Directive >>
Return each line holding the string "anomaly".

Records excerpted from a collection
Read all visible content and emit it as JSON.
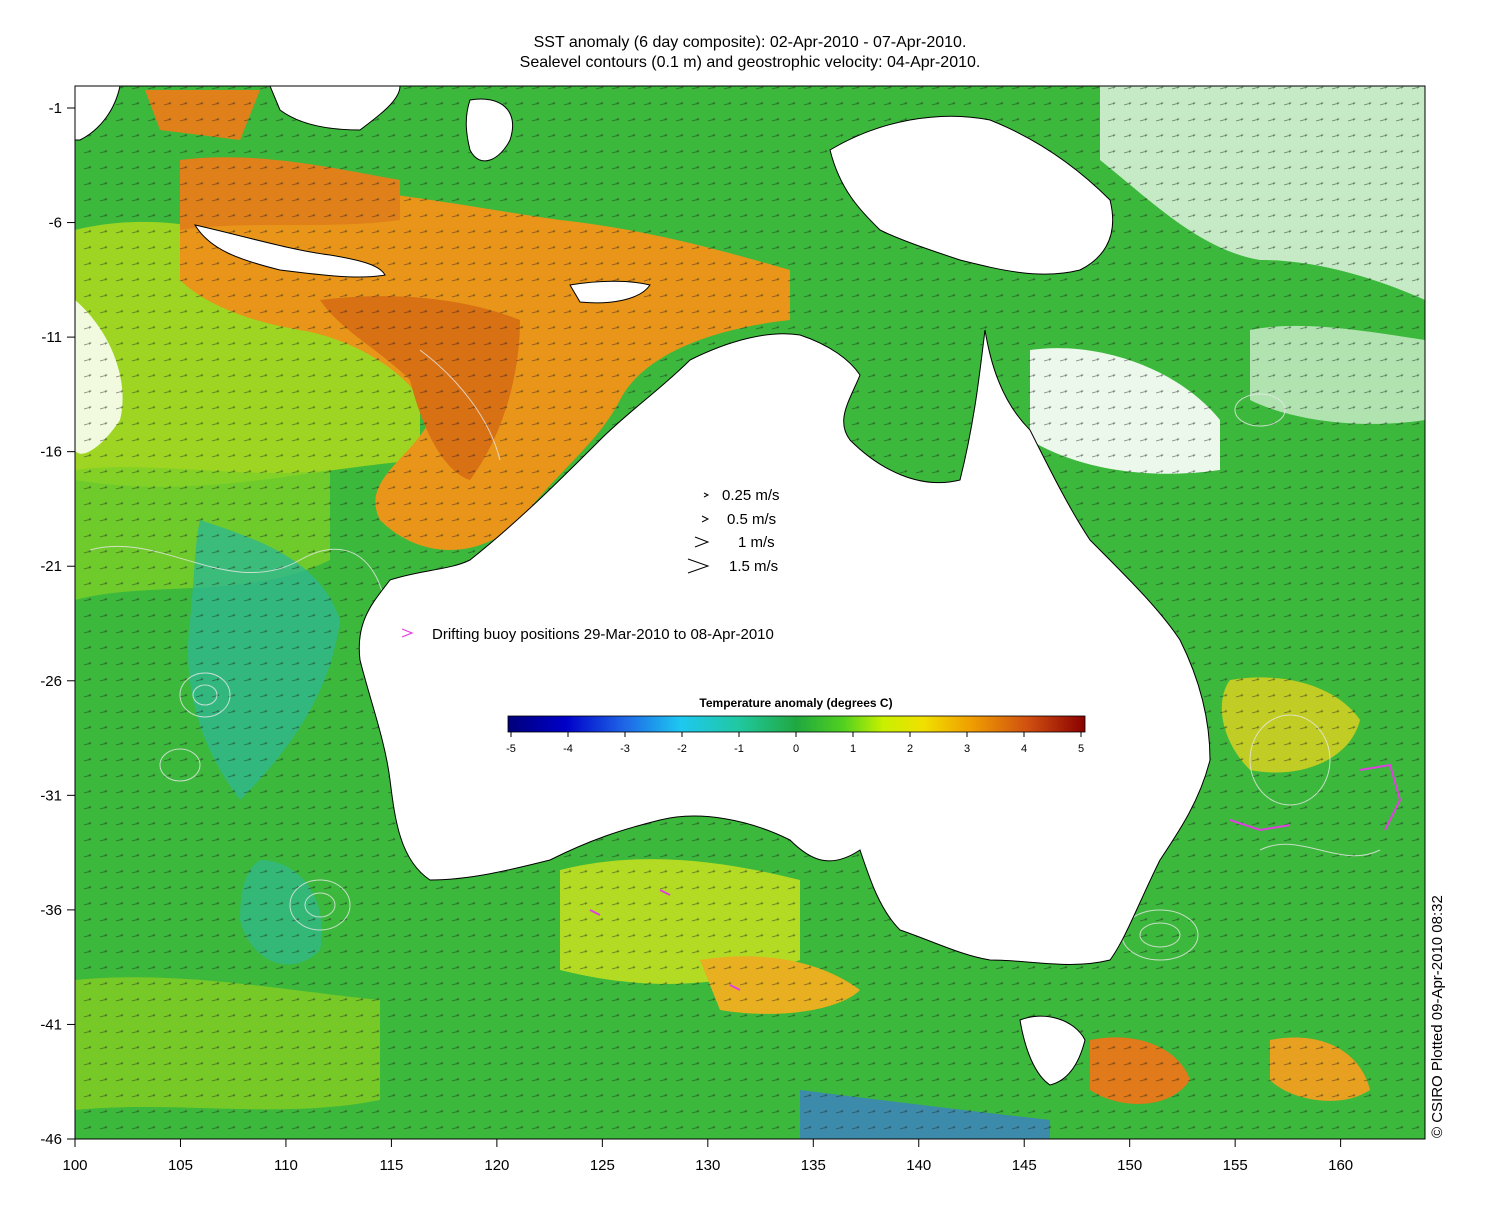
{
  "title_line1": "SST anomaly (6 day composite): 02-Apr-2010 - 07-Apr-2010.",
  "title_line2": "Sealevel contours (0.1 m) and geostrophic velocity: 04-Apr-2010.",
  "x_ticks": [
    "100",
    "105",
    "110",
    "115",
    "120",
    "125",
    "130",
    "135",
    "140",
    "145",
    "150",
    "155",
    "160"
  ],
  "y_ticks": [
    "-1",
    "-6",
    "-11",
    "-16",
    "-21",
    "-26",
    "-31",
    "-36",
    "-41",
    "-46"
  ],
  "velocity_legend": [
    {
      "label": "0.25 m/s",
      "speed": 0.25
    },
    {
      "label": "0.5 m/s",
      "speed": 0.5
    },
    {
      "label": "1 m/s",
      "speed": 1
    },
    {
      "label": "1.5 m/s",
      "speed": 1.5
    }
  ],
  "buoy_legend": "Drifting buoy positions 29-Mar-2010 to 08-Apr-2010",
  "colorbar": {
    "title": "Temperature anomaly (degrees C)",
    "ticks": [
      "-5",
      "-4",
      "-3",
      "-2",
      "-1",
      "0",
      "1",
      "2",
      "3",
      "4",
      "5"
    ],
    "range": [
      -5,
      5
    ]
  },
  "credit": "© CSIRO Plotted 09-Apr-2010 08:32",
  "colors": {
    "land": "#ffffff",
    "ocean_base": "#3cb83c",
    "warm": "#e08a1a",
    "buoy": "#e040e0",
    "contour": "#e8e8e8"
  }
}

In response >>
  "title_line1": "SST anomaly (6 day composite): 02-Apr-2010 - 07-Apr-2010.",
    "title": "Temperature anomaly (degrees C)",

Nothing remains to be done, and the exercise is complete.